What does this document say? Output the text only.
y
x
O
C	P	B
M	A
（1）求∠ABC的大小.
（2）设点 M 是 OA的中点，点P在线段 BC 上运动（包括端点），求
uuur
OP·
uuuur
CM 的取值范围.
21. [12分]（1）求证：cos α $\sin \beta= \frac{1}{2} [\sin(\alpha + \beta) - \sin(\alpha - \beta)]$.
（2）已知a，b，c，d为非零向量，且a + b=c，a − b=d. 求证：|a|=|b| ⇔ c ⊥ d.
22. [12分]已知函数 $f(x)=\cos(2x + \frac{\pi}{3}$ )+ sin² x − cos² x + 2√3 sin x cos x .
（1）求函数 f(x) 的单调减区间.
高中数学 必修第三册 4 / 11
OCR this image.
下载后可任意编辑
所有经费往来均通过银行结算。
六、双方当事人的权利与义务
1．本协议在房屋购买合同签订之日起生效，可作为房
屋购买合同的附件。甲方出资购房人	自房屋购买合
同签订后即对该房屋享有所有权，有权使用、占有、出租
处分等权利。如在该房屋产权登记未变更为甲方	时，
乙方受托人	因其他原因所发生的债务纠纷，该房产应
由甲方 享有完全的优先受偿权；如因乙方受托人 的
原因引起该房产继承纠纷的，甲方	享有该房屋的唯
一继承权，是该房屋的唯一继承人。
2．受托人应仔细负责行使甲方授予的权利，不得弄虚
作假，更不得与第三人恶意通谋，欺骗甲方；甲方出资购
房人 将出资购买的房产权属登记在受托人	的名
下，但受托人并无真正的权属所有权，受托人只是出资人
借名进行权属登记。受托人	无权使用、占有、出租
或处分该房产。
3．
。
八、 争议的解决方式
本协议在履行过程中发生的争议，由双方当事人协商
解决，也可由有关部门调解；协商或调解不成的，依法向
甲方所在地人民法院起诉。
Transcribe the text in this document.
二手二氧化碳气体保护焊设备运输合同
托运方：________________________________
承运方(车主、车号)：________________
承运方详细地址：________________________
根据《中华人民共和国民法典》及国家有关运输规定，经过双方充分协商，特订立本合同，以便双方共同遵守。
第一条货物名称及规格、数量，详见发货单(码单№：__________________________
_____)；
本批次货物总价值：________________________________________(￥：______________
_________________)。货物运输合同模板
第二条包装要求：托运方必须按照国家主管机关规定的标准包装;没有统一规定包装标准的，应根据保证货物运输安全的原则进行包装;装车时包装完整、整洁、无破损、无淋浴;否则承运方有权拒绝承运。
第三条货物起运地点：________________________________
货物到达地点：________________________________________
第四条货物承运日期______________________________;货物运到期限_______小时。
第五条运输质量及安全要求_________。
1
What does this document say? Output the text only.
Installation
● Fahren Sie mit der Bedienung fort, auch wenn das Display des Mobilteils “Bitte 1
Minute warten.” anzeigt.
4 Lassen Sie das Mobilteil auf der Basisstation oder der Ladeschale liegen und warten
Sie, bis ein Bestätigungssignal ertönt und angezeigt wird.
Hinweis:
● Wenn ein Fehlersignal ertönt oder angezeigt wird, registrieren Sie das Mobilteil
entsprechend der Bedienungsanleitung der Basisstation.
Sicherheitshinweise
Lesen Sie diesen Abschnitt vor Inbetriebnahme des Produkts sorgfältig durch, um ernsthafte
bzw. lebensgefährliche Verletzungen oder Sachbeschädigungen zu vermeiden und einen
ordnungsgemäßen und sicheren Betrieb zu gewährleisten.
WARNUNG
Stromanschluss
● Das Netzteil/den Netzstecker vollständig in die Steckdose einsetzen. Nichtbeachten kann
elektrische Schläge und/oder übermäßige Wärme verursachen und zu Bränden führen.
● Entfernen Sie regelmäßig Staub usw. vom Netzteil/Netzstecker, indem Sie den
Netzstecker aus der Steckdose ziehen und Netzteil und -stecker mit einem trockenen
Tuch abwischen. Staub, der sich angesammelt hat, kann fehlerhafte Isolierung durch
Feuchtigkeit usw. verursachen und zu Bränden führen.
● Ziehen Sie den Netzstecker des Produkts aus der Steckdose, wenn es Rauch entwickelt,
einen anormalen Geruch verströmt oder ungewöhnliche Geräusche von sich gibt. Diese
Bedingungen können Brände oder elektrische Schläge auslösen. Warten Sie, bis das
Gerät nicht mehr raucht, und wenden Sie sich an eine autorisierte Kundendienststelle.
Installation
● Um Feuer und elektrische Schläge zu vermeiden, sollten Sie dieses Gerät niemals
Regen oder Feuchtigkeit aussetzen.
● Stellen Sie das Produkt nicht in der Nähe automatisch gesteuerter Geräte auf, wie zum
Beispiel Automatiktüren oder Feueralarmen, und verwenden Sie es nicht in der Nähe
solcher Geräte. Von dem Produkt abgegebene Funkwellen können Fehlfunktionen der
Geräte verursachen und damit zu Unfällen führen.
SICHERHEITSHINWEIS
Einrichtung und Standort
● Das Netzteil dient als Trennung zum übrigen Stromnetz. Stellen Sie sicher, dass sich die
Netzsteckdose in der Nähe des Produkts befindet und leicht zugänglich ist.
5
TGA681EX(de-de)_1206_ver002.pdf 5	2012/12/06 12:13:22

========

# To be done
Print the listing above in full, exactly as it is.

# Exercise result
What does this document say? Output the text only.
y
x
O
C	P	B
M	A
（1）求∠ABC的大小.
（2）设点 M 是 OA的中点，点P在线段 BC 上运动（包括端点），求
uuur
OP·
uuuur
CM 的取值范围.
21. [12分]（1）求证：cos α $\sin \beta= \frac{1}{2} [\sin(\alpha + \beta) - \sin(\alpha - \beta)]$.
（2）已知a，b，c，d为非零向量，且a + b=c，a − b=d. 求证：|a|=|b| ⇔ c ⊥ d.
22. [12分]已知函数 $f(x)=\cos(2x + \frac{\pi}{3}$ )+ sin² x − cos² x + 2√3 sin x cos x .
（1）求函数 f(x) 的单调减区间.
高中数学 必修第三册 4 / 11
OCR this image.
下载后可任意编辑
所有经费往来均通过银行结算。
六、双方当事人的权利与义务
1．本协议在房屋购买合同签订之日起生效，可作为房
屋购买合同的附件。甲方出资购房人	自房屋购买合
同签订后即对该房屋享有所有权，有权使用、占有、出租
处分等权利。如在该房屋产权登记未变更为甲方	时，
乙方受托人	因其他原因所发生的债务纠纷，该房产应
由甲方 享有完全的优先受偿权；如因乙方受托人 的
原因引起该房产继承纠纷的，甲方	享有该房屋的唯
一继承权，是该房屋的唯一继承人。
2．受托人应仔细负责行使甲方授予的权利，不得弄虚
作假，更不得与第三人恶意通谋，欺骗甲方；甲方出资购
房人 将出资购买的房产权属登记在受托人	的名
下，但受托人并无真正的权属所有权，受托人只是出资人
借名进行权属登记。受托人	无权使用、占有、出租
或处分该房产。
3．
。
八、 争议的解决方式
本协议在履行过程中发生的争议，由双方当事人协商
解决，也可由有关部门调解；协商或调解不成的，依法向
甲方所在地人民法院起诉。
Transcribe the text in this document.
二手二氧化碳气体保护焊设备运输合同
托运方：________________________________
承运方(车主、车号)：________________
承运方详细地址：________________________
根据《中华人民共和国民法典》及国家有关运输规定，经过双方充分协商，特订立本合同，以便双方共同遵守。
第一条货物名称及规格、数量，详见发货单(码单№：__________________________
_____)；
本批次货物总价值：________________________________________(￥：______________
_________________)。货物运输合同模板
第二条包装要求：托运方必须按照国家主管机关规定的标准包装;没有统一规定包装标准的，应根据保证货物运输安全的原则进行包装;装车时包装完整、整洁、无破损、无淋浴;否则承运方有权拒绝承运。
第三条货物起运地点：________________________________
货物到达地点：________________________________________
第四条货物承运日期______________________________;货物运到期限_______小时。
第五条运输质量及安全要求_________。
1
What does this document say? Output the text only.
Installation
● Fahren Sie mit der Bedienung fort, auch wenn das Display des Mobilteils “Bitte 1
Minute warten.” anzeigt.
4 Lassen Sie das Mobilteil auf der Basisstation oder der Ladeschale liegen und warten
Sie, bis ein Bestätigungssignal ertönt und angezeigt wird.
Hinweis:
● Wenn ein Fehlersignal ertönt oder angezeigt wird, registrieren Sie das Mobilteil
entsprechend der Bedienungsanleitung der Basisstation.
Sicherheitshinweise
Lesen Sie diesen Abschnitt vor Inbetriebnahme des Produkts sorgfältig durch, um ernsthafte
bzw. lebensgefährliche Verletzungen oder Sachbeschädigungen zu vermeiden und einen
ordnungsgemäßen und sicheren Betrieb zu gewährleisten.
WARNUNG
Stromanschluss
● Das Netzteil/den Netzstecker vollständig in die Steckdose einsetzen. Nichtbeachten kann
elektrische Schläge und/oder übermäßige Wärme verursachen und zu Bränden führen.
● Entfernen Sie regelmäßig Staub usw. vom Netzteil/Netzstecker, indem Sie den
Netzstecker aus der Steckdose ziehen und Netzteil und -stecker mit einem trockenen
Tuch abwischen. Staub, der sich angesammelt hat, kann fehlerhafte Isolierung durch
Feuchtigkeit usw. verursachen und zu Bränden führen.
● Ziehen Sie den Netzstecker des Produkts aus der Steckdose, wenn es Rauch entwickelt,
einen anormalen Geruch verströmt oder ungewöhnliche Geräusche von sich gibt. Diese
Bedingungen können Brände oder elektrische Schläge auslösen. Warten Sie, bis das
Gerät nicht mehr raucht, und wenden Sie sich an eine autorisierte Kundendienststelle.
Installation
● Um Feuer und elektrische Schläge zu vermeiden, sollten Sie dieses Gerät niemals
Regen oder Feuchtigkeit aussetzen.
● Stellen Sie das Produkt nicht in der Nähe automatisch gesteuerter Geräte auf, wie zum
Beispiel Automatiktüren oder Feueralarmen, und verwenden Sie es nicht in der Nähe
solcher Geräte. Von dem Produkt abgegebene Funkwellen können Fehlfunktionen der
Geräte verursachen und damit zu Unfällen führen.
SICHERHEITSHINWEIS
Einrichtung und Standort
● Das Netzteil dient als Trennung zum übrigen Stromnetz. Stellen Sie sicher, dass sich die
Netzsteckdose in der Nähe des Produkts befindet und leicht zugänglich ist.
5
TGA681EX(de-de)_1206_ver002.pdf 5	2012/12/06 12:13:22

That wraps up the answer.